(Stored data entries)
(begin)

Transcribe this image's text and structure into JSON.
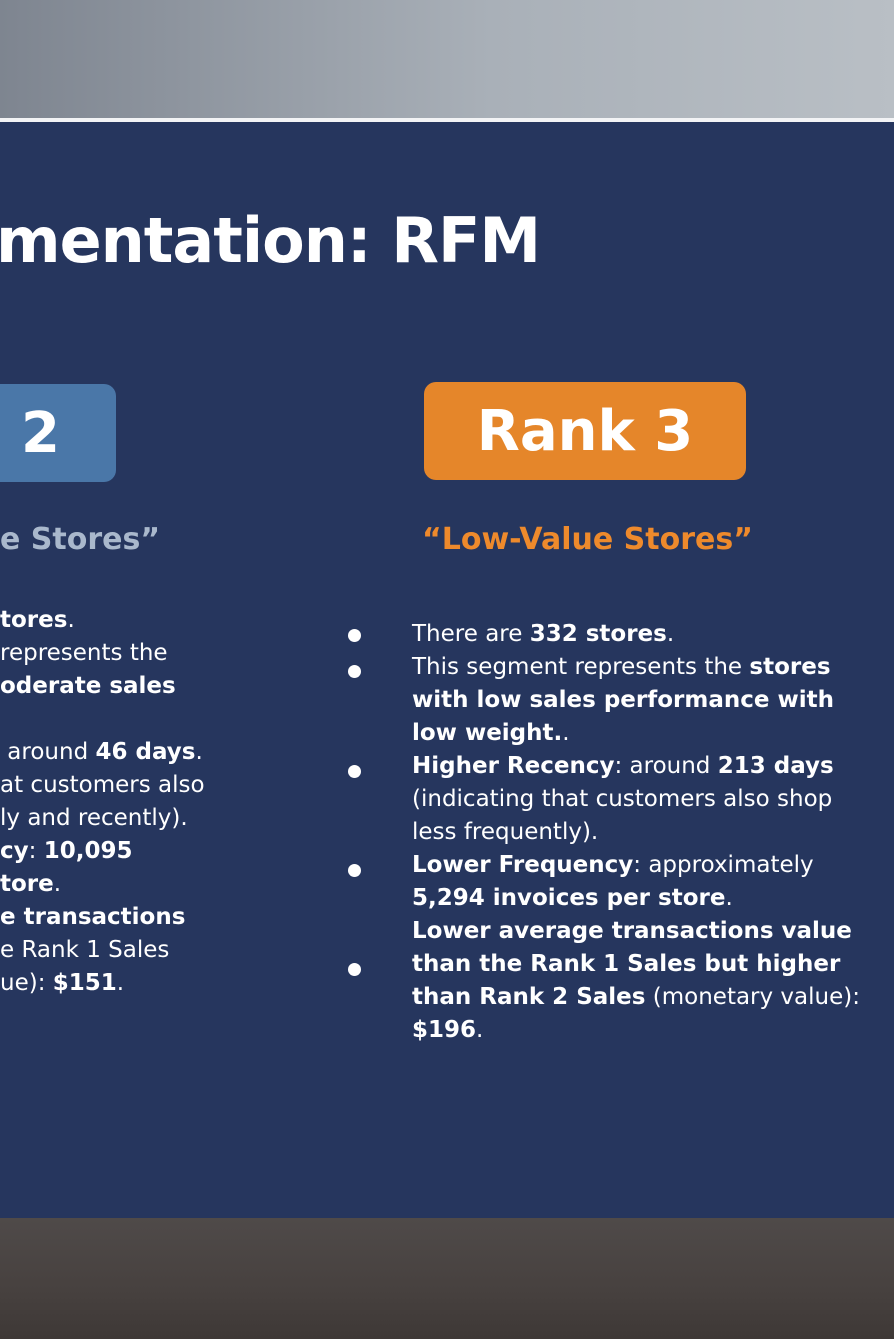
{
  "slide": {
    "title": "mentation: RFM",
    "rank2": {
      "badge": "< 2",
      "subtitle": "e Stores”",
      "lines": [
        [
          "tores",
          "."
        ],
        [
          "represents the",
          ""
        ],
        [
          "oderate sales",
          ""
        ],
        [
          "",
          ""
        ],
        [
          " around ",
          "46 days",
          "."
        ],
        [
          "at customers also",
          ""
        ],
        [
          "ly and recently).",
          ""
        ],
        [
          "cy",
          ": ",
          "10,095"
        ],
        [
          "tore",
          "."
        ],
        [
          "e transactions",
          ""
        ],
        [
          "e Rank 1 Sales",
          ""
        ],
        [
          "ue): ",
          "$151",
          "."
        ]
      ]
    },
    "rank3": {
      "badge": "Rank 3",
      "subtitle": "“Low-Value Stores”",
      "b1_pre": "There are ",
      "b1_bold": "332 stores",
      "b1_post": ".",
      "b2_pre": "This segment represents the ",
      "b2_bold": "stores with low sales performance with low weight.",
      "b2_post": ".",
      "b3_bold1": "Higher Recency",
      "b3_mid": ": around ",
      "b3_bold2": "213 days",
      "b3_post": " (indicating that customers also shop less frequently).",
      "b4_bold1": "Lower Frequency",
      "b4_mid": ": approximately ",
      "b4_bold2": "5,294 invoices per store",
      "b4_post": ".",
      "b5_bold1": "Lower average transactions value than the Rank 1 Sales but higher than Rank 2 Sales",
      "b5_mid": " (monetary value): ",
      "b5_bold2": "$196",
      "b5_post": "."
    }
  }
}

(end)

Reproduce the full listing above verbatim, with no pictures included.

## Right answer
Transcribe this image's text and structure into JSON.
{
  "slide": {
    "title": "mentation: RFM",
    "rank2": {
      "badge": "< 2",
      "subtitle": "e Stores”",
      "lines": [
        [
          "tores",
          "."
        ],
        [
          "represents the",
          ""
        ],
        [
          "oderate sales",
          ""
        ],
        [
          "",
          ""
        ],
        [
          " around ",
          "46 days",
          "."
        ],
        [
          "at customers also",
          ""
        ],
        [
          "ly and recently).",
          ""
        ],
        [
          "cy",
          ": ",
          "10,095"
        ],
        [
          "tore",
          "."
        ],
        [
          "e transactions",
          ""
        ],
        [
          "e Rank 1 Sales",
          ""
        ],
        [
          "ue): ",
          "$151",
          "."
        ]
      ]
    },
    "rank3": {
      "badge": "Rank 3",
      "subtitle": "“Low-Value Stores”",
      "b1_pre": "There are ",
      "b1_bold": "332 stores",
      "b1_post": ".",
      "b2_pre": "This segment represents the ",
      "b2_bold": "stores with low sales performance with low weight.",
      "b2_post": ".",
      "b3_bold1": "Higher Recency",
      "b3_mid": ": around ",
      "b3_bold2": "213 days",
      "b3_post": " (indicating that customers also shop less frequently).",
      "b4_bold1": "Lower Frequency",
      "b4_mid": ": approximately ",
      "b4_bold2": "5,294 invoices per store",
      "b4_post": ".",
      "b5_bold1": "Lower average transactions value than the Rank 1 Sales but higher than Rank 2 Sales",
      "b5_mid": " (monetary value): ",
      "b5_bold2": "$196",
      "b5_post": "."
    }
  }
}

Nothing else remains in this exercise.